What you have to do
What follows are records. Restate all of them word for word.

Listing
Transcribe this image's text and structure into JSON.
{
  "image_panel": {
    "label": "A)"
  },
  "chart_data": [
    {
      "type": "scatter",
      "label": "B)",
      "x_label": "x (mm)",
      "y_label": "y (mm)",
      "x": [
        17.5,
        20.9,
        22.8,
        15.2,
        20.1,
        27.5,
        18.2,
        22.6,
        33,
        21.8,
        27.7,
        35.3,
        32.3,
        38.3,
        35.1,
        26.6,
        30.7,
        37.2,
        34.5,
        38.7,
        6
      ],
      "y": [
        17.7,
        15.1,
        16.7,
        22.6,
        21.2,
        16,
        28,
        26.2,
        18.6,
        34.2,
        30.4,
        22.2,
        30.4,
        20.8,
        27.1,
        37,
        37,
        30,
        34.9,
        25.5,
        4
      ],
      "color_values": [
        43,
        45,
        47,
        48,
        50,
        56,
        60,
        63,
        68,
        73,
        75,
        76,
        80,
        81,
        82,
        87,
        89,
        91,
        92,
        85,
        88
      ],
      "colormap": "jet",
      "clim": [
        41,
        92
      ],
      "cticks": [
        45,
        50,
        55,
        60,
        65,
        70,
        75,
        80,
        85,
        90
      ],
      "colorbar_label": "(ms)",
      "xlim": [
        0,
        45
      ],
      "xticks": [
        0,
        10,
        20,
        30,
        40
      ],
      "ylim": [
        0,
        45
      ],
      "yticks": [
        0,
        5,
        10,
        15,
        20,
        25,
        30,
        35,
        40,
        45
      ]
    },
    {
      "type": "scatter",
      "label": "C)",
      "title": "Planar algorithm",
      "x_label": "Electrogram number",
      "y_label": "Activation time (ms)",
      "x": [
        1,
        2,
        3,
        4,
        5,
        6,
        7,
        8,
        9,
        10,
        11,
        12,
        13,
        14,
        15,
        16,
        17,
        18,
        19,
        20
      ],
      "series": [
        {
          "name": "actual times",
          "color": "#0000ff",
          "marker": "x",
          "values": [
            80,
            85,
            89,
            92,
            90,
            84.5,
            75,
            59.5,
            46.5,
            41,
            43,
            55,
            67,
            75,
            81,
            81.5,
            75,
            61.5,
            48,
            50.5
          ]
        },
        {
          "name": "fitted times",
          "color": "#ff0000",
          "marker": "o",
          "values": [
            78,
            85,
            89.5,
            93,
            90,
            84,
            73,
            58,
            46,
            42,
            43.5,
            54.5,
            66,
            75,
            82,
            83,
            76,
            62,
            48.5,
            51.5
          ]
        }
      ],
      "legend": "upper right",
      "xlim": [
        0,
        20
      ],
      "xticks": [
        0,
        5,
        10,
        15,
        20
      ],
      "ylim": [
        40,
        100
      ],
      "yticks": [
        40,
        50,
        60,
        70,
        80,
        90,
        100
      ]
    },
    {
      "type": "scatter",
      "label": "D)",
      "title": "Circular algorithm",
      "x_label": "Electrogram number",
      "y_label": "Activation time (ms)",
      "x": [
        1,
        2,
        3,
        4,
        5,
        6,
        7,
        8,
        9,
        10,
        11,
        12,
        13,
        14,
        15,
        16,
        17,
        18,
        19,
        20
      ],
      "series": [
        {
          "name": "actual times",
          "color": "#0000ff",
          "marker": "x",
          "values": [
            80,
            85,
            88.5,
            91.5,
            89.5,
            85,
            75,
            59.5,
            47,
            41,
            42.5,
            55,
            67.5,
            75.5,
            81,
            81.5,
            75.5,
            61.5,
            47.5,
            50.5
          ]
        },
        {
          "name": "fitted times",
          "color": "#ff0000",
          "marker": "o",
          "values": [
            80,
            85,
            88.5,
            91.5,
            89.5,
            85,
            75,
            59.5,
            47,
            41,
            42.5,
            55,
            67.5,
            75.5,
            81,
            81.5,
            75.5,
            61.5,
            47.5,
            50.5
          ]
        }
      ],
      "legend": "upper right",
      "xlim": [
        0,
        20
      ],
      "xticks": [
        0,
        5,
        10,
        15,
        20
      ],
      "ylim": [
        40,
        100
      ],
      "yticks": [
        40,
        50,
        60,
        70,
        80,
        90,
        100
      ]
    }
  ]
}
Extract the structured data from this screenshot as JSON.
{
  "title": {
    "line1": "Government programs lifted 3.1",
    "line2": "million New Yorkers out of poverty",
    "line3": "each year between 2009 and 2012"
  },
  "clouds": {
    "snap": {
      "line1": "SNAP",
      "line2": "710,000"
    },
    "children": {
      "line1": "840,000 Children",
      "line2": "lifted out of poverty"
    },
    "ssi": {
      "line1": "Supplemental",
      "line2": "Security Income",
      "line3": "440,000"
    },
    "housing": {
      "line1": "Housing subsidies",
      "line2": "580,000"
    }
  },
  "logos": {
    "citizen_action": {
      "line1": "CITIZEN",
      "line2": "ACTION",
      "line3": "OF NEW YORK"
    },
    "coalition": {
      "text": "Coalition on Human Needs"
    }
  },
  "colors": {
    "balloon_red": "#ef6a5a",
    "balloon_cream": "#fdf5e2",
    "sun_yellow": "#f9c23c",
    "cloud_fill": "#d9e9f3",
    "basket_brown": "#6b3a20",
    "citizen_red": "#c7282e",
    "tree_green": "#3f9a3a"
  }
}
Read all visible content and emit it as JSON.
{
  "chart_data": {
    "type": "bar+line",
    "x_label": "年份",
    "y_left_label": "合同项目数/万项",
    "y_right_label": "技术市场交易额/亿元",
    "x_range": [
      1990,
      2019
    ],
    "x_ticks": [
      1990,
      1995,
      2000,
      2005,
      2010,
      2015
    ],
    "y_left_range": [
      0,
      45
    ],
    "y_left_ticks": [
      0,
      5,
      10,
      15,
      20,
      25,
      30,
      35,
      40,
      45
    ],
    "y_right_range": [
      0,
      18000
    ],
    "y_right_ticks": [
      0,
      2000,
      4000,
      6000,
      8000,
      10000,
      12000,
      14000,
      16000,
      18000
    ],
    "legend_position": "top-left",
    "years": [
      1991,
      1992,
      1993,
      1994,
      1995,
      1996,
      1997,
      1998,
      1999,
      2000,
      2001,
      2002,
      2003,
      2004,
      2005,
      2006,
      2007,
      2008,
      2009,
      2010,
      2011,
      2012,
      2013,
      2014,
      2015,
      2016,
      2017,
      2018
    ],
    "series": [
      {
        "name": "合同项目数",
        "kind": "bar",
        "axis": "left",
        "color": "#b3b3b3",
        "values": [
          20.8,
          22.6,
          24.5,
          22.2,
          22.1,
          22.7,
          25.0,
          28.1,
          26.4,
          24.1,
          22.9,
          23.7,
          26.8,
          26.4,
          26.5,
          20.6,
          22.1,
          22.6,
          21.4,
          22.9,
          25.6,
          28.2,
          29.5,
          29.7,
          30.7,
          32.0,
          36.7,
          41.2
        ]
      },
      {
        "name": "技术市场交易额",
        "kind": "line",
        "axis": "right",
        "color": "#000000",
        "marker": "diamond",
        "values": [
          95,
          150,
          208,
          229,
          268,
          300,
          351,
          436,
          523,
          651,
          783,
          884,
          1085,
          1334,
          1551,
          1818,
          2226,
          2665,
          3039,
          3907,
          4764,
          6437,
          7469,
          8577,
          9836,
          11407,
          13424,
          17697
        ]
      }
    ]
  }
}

Reply to the exercise
Transcribe this image's text and structure into JSON.
{
  "image_panel": {
    "label": "A)"
  },
  "chart_data": [
    {
      "type": "scatter",
      "label": "B)",
      "x_label": "x (mm)",
      "y_label": "y (mm)",
      "x": [
        17.5,
        20.9,
        22.8,
        15.2,
        20.1,
        27.5,
        18.2,
        22.6,
        33,
        21.8,
        27.7,
        35.3,
        32.3,
        38.3,
        35.1,
        26.6,
        30.7,
        37.2,
        34.5,
        38.7,
        6
      ],
      "y": [
        17.7,
        15.1,
        16.7,
        22.6,
        21.2,
        16,
        28,
        26.2,
        18.6,
        34.2,
        30.4,
        22.2,
        30.4,
        20.8,
        27.1,
        37,
        37,
        30,
        34.9,
        25.5,
        4
      ],
      "color_values": [
        43,
        45,
        47,
        48,
        50,
        56,
        60,
        63,
        68,
        73,
        75,
        76,
        80,
        81,
        82,
        87,
        89,
        91,
        92,
        85,
        88
      ],
      "colormap": "jet",
      "clim": [
        41,
        92
      ],
      "cticks": [
        45,
        50,
        55,
        60,
        65,
        70,
        75,
        80,
        85,
        90
      ],
      "colorbar_label": "(ms)",
      "xlim": [
        0,
        45
      ],
      "xticks": [
        0,
        10,
        20,
        30,
        40
      ],
      "ylim": [
        0,
        45
      ],
      "yticks": [
        0,
        5,
        10,
        15,
        20,
        25,
        30,
        35,
        40,
        45
      ]
    },
    {
      "type": "scatter",
      "label": "C)",
      "title": "Planar algorithm",
      "x_label": "Electrogram number",
      "y_label": "Activation time (ms)",
      "x": [
        1,
        2,
        3,
        4,
        5,
        6,
        7,
        8,
        9,
        10,
        11,
        12,
        13,
        14,
        15,
        16,
        17,
        18,
        19,
        20
      ],
      "series": [
        {
          "name": "actual times",
          "color": "#0000ff",
          "marker": "x",
          "values": [
            80,
            85,
            89,
            92,
            90,
            84.5,
            75,
            59.5,
            46.5,
            41,
            43,
            55,
            67,
            75,
            81,
            81.5,
            75,
            61.5,
            48,
            50.5
          ]
        },
        {
          "name": "fitted times",
          "color": "#ff0000",
          "marker": "o",
          "values": [
            78,
            85,
            89.5,
            93,
            90,
            84,
            73,
            58,
            46,
            42,
            43.5,
            54.5,
            66,
            75,
            82,
            83,
            76,
            62,
            48.5,
            51.5
          ]
        }
      ],
      "legend": "upper right",
      "xlim": [
        0,
        20
      ],
      "xticks": [
        0,
        5,
        10,
        15,
        20
      ],
      "ylim": [
        40,
        100
      ],
      "yticks": [
        40,
        50,
        60,
        70,
        80,
        90,
        100
      ]
    },
    {
      "type": "scatter",
      "label": "D)",
      "title": "Circular algorithm",
      "x_label": "Electrogram number",
      "y_label": "Activation time (ms)",
      "x": [
        1,
        2,
        3,
        4,
        5,
        6,
        7,
        8,
        9,
        10,
        11,
        12,
        13,
        14,
        15,
        16,
        17,
        18,
        19,
        20
      ],
      "series": [
        {
          "name": "actual times",
          "color": "#0000ff",
          "marker": "x",
          "values": [
            80,
            85,
            88.5,
            91.5,
            89.5,
            85,
            75,
            59.5,
            47,
            41,
            42.5,
            55,
            67.5,
            75.5,
            81,
            81.5,
            75.5,
            61.5,
            47.5,
            50.5
          ]
        },
        {
          "name": "fitted times",
          "color": "#ff0000",
          "marker": "o",
          "values": [
            80,
            85,
            88.5,
            91.5,
            89.5,
            85,
            75,
            59.5,
            47,
            41,
            42.5,
            55,
            67.5,
            75.5,
            81,
            81.5,
            75.5,
            61.5,
            47.5,
            50.5
          ]
        }
      ],
      "legend": "upper right",
      "xlim": [
        0,
        20
      ],
      "xticks": [
        0,
        5,
        10,
        15,
        20
      ],
      "ylim": [
        40,
        100
      ],
      "yticks": [
        40,
        50,
        60,
        70,
        80,
        90,
        100
      ]
    }
  ]
}
Extract the structured data from this screenshot as JSON.
{
  "title": {
    "line1": "Government programs lifted 3.1",
    "line2": "million New Yorkers out of poverty",
    "line3": "each year between 2009 and 2012"
  },
  "clouds": {
    "snap": {
      "line1": "SNAP",
      "line2": "710,000"
    },
    "children": {
      "line1": "840,000 Children",
      "line2": "lifted out of poverty"
    },
    "ssi": {
      "line1": "Supplemental",
      "line2": "Security Income",
      "line3": "440,000"
    },
    "housing": {
      "line1": "Housing subsidies",
      "line2": "580,000"
    }
  },
  "logos": {
    "citizen_action": {
      "line1": "CITIZEN",
      "line2": "ACTION",
      "line3": "OF NEW YORK"
    },
    "coalition": {
      "text": "Coalition on Human Needs"
    }
  },
  "colors": {
    "balloon_red": "#ef6a5a",
    "balloon_cream": "#fdf5e2",
    "sun_yellow": "#f9c23c",
    "cloud_fill": "#d9e9f3",
    "basket_brown": "#6b3a20",
    "citizen_red": "#c7282e",
    "tree_green": "#3f9a3a"
  }
}
Read all visible content and emit it as JSON.
{
  "chart_data": {
    "type": "bar+line",
    "x_label": "年份",
    "y_left_label": "合同项目数/万项",
    "y_right_label": "技术市场交易额/亿元",
    "x_range": [
      1990,
      2019
    ],
    "x_ticks": [
      1990,
      1995,
      2000,
      2005,
      2010,
      2015
    ],
    "y_left_range": [
      0,
      45
    ],
    "y_left_ticks": [
      0,
      5,
      10,
      15,
      20,
      25,
      30,
      35,
      40,
      45
    ],
    "y_right_range": [
      0,
      18000
    ],
    "y_right_ticks": [
      0,
      2000,
      4000,
      6000,
      8000,
      10000,
      12000,
      14000,
      16000,
      18000
    ],
    "legend_position": "top-left",
    "years": [
      1991,
      1992,
      1993,
      1994,
      1995,
      1996,
      1997,
      1998,
      1999,
      2000,
      2001,
      2002,
      2003,
      2004,
      2005,
      2006,
      2007,
      2008,
      2009,
      2010,
      2011,
      2012,
      2013,
      2014,
      2015,
      2016,
      2017,
      2018
    ],
    "series": [
      {
        "name": "合同项目数",
        "kind": "bar",
        "axis": "left",
        "color": "#b3b3b3",
        "values": [
          20.8,
          22.6,
          24.5,
          22.2,
          22.1,
          22.7,
          25.0,
          28.1,
          26.4,
          24.1,
          22.9,
          23.7,
          26.8,
          26.4,
          26.5,
          20.6,
          22.1,
          22.6,
          21.4,
          22.9,
          25.6,
          28.2,
          29.5,
          29.7,
          30.7,
          32.0,
          36.7,
          41.2
        ]
      },
      {
        "name": "技术市场交易额",
        "kind": "line",
        "axis": "right",
        "color": "#000000",
        "marker": "diamond",
        "values": [
          95,
          150,
          208,
          229,
          268,
          300,
          351,
          436,
          523,
          651,
          783,
          884,
          1085,
          1334,
          1551,
          1818,
          2226,
          2665,
          3039,
          3907,
          4764,
          6437,
          7469,
          8577,
          9836,
          11407,
          13424,
          17697
        ]
      }
    ]
  }
}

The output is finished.